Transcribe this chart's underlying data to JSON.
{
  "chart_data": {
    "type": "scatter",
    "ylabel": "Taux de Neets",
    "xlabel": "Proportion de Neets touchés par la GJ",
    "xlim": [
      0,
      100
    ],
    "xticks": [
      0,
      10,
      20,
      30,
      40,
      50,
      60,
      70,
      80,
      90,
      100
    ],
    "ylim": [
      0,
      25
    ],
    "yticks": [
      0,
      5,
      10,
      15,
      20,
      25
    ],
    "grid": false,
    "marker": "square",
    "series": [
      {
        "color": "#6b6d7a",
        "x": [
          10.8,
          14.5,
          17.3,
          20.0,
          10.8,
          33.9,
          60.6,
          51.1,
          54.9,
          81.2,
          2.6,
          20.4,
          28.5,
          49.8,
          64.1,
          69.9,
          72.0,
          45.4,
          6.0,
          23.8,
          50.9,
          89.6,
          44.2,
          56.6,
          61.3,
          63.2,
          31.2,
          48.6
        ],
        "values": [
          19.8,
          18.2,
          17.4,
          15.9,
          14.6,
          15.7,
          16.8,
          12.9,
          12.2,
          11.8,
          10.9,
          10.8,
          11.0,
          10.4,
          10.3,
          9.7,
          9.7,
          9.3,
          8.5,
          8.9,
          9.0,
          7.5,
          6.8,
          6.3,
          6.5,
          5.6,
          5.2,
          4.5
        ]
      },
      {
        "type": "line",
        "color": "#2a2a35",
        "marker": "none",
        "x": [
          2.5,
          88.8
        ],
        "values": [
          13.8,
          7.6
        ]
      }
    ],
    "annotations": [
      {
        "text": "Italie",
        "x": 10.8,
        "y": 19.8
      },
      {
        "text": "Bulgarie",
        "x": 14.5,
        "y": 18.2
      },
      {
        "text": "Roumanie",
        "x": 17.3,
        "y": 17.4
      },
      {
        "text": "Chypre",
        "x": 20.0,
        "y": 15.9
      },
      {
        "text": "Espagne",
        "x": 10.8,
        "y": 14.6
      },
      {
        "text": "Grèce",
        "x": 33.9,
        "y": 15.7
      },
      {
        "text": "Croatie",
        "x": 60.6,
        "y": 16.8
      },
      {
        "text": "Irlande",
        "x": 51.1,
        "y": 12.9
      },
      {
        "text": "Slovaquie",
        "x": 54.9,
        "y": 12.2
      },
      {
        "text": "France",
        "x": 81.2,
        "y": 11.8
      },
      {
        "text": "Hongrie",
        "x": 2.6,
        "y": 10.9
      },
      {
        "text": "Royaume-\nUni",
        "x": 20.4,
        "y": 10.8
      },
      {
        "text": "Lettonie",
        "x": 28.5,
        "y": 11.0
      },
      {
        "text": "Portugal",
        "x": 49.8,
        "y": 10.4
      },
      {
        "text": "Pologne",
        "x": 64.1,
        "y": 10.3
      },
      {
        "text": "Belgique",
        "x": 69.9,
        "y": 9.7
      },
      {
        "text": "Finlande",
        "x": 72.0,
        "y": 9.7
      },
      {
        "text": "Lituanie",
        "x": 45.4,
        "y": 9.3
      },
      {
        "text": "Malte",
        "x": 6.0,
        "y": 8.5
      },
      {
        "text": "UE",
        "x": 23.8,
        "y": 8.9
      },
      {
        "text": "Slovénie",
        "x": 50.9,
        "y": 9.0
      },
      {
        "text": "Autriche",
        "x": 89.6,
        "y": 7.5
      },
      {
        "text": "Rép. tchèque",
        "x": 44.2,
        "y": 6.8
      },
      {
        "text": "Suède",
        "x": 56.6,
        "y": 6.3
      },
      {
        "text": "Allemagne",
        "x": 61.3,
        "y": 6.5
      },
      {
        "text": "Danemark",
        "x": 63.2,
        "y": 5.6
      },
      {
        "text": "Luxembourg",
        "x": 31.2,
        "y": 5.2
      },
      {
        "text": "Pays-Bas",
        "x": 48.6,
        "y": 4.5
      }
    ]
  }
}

+===+

> **TASK DESCRIPTION**: Transcribe every entry word for word.

> **OUTPUT**:
Transcribe this chart's underlying data to JSON.
{
  "chart_data": {
    "type": "scatter",
    "ylabel": "Taux de Neets",
    "xlabel": "Proportion de Neets touchés par la GJ",
    "xlim": [
      0,
      100
    ],
    "xticks": [
      0,
      10,
      20,
      30,
      40,
      50,
      60,
      70,
      80,
      90,
      100
    ],
    "ylim": [
      0,
      25
    ],
    "yticks": [
      0,
      5,
      10,
      15,
      20,
      25
    ],
    "grid": false,
    "marker": "square",
    "series": [
      {
        "color": "#6b6d7a",
        "x": [
          10.8,
          14.5,
          17.3,
          20.0,
          10.8,
          33.9,
          60.6,
          51.1,
          54.9,
          81.2,
          2.6,
          20.4,
          28.5,
          49.8,
          64.1,
          69.9,
          72.0,
          45.4,
          6.0,
          23.8,
          50.9,
          89.6,
          44.2,
          56.6,
          61.3,
          63.2,
          31.2,
          48.6
        ],
        "values": [
          19.8,
          18.2,
          17.4,
          15.9,
          14.6,
          15.7,
          16.8,
          12.9,
          12.2,
          11.8,
          10.9,
          10.8,
          11.0,
          10.4,
          10.3,
          9.7,
          9.7,
          9.3,
          8.5,
          8.9,
          9.0,
          7.5,
          6.8,
          6.3,
          6.5,
          5.6,
          5.2,
          4.5
        ]
      },
      {
        "type": "line",
        "color": "#2a2a35",
        "marker": "none",
        "x": [
          2.5,
          88.8
        ],
        "values": [
          13.8,
          7.6
        ]
      }
    ],
    "annotations": [
      {
        "text": "Italie",
        "x": 10.8,
        "y": 19.8
      },
      {
        "text": "Bulgarie",
        "x": 14.5,
        "y": 18.2
      },
      {
        "text": "Roumanie",
        "x": 17.3,
        "y": 17.4
      },
      {
        "text": "Chypre",
        "x": 20.0,
        "y": 15.9
      },
      {
        "text": "Espagne",
        "x": 10.8,
        "y": 14.6
      },
      {
        "text": "Grèce",
        "x": 33.9,
        "y": 15.7
      },
      {
        "text": "Croatie",
        "x": 60.6,
        "y": 16.8
      },
      {
        "text": "Irlande",
        "x": 51.1,
        "y": 12.9
      },
      {
        "text": "Slovaquie",
        "x": 54.9,
        "y": 12.2
      },
      {
        "text": "France",
        "x": 81.2,
        "y": 11.8
      },
      {
        "text": "Hongrie",
        "x": 2.6,
        "y": 10.9
      },
      {
        "text": "Royaume-\nUni",
        "x": 20.4,
        "y": 10.8
      },
      {
        "text": "Lettonie",
        "x": 28.5,
        "y": 11.0
      },
      {
        "text": "Portugal",
        "x": 49.8,
        "y": 10.4
      },
      {
        "text": "Pologne",
        "x": 64.1,
        "y": 10.3
      },
      {
        "text": "Belgique",
        "x": 69.9,
        "y": 9.7
      },
      {
        "text": "Finlande",
        "x": 72.0,
        "y": 9.7
      },
      {
        "text": "Lituanie",
        "x": 45.4,
        "y": 9.3
      },
      {
        "text": "Malte",
        "x": 6.0,
        "y": 8.5
      },
      {
        "text": "UE",
        "x": 23.8,
        "y": 8.9
      },
      {
        "text": "Slovénie",
        "x": 50.9,
        "y": 9.0
      },
      {
        "text": "Autriche",
        "x": 89.6,
        "y": 7.5
      },
      {
        "text": "Rép. tchèque",
        "x": 44.2,
        "y": 6.8
      },
      {
        "text": "Suède",
        "x": 56.6,
        "y": 6.3
      },
      {
        "text": "Allemagne",
        "x": 61.3,
        "y": 6.5
      },
      {
        "text": "Danemark",
        "x": 63.2,
        "y": 5.6
      },
      {
        "text": "Luxembourg",
        "x": 31.2,
        "y": 5.2
      },
      {
        "text": "Pays-Bas",
        "x": 48.6,
        "y": 4.5
      }
    ]
  }
}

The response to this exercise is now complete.